Goal of the exercise
From the listing below, pull each line that includes "title".

++++ Records for the exercise ++++

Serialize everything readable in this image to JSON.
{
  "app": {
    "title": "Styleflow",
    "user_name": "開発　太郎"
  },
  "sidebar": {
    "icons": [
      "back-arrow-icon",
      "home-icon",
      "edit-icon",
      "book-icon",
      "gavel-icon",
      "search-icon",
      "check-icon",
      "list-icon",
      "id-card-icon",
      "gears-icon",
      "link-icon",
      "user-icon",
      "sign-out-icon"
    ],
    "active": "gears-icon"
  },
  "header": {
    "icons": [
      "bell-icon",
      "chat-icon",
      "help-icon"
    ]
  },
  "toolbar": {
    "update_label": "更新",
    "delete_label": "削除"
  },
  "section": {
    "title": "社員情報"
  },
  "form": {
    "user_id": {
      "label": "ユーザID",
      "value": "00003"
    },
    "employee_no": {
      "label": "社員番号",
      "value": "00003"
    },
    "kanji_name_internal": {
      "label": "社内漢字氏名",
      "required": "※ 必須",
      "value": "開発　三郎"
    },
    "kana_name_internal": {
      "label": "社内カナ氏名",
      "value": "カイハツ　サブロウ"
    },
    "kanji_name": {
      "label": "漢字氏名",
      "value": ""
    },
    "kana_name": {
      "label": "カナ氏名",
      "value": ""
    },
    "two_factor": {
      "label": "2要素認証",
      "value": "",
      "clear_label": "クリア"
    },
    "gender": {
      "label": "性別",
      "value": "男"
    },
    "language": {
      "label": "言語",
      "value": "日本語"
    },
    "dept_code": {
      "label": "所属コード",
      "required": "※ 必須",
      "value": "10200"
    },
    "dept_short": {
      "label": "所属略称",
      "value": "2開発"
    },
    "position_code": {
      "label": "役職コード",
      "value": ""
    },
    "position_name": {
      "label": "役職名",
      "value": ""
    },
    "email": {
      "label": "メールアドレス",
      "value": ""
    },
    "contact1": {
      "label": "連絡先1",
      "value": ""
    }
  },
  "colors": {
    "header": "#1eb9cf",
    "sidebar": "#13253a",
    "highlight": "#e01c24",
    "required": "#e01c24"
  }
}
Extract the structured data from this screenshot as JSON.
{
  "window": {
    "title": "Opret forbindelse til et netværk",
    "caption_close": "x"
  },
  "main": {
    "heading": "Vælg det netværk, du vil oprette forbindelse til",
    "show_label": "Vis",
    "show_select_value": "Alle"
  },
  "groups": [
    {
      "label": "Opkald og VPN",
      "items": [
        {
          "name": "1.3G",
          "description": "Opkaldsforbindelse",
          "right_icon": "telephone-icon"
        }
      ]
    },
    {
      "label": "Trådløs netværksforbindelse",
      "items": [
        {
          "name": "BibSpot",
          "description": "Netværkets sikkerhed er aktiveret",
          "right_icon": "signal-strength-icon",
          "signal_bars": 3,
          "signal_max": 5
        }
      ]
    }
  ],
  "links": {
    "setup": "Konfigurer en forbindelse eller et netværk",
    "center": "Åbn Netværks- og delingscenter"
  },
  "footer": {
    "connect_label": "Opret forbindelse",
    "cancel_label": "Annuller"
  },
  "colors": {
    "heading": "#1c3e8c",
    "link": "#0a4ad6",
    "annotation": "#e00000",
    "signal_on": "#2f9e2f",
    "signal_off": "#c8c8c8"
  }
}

++++

Full response
    "title": "Styleflow",
    "title": "社員情報"
    "title": "Opret forbindelse til et netværk",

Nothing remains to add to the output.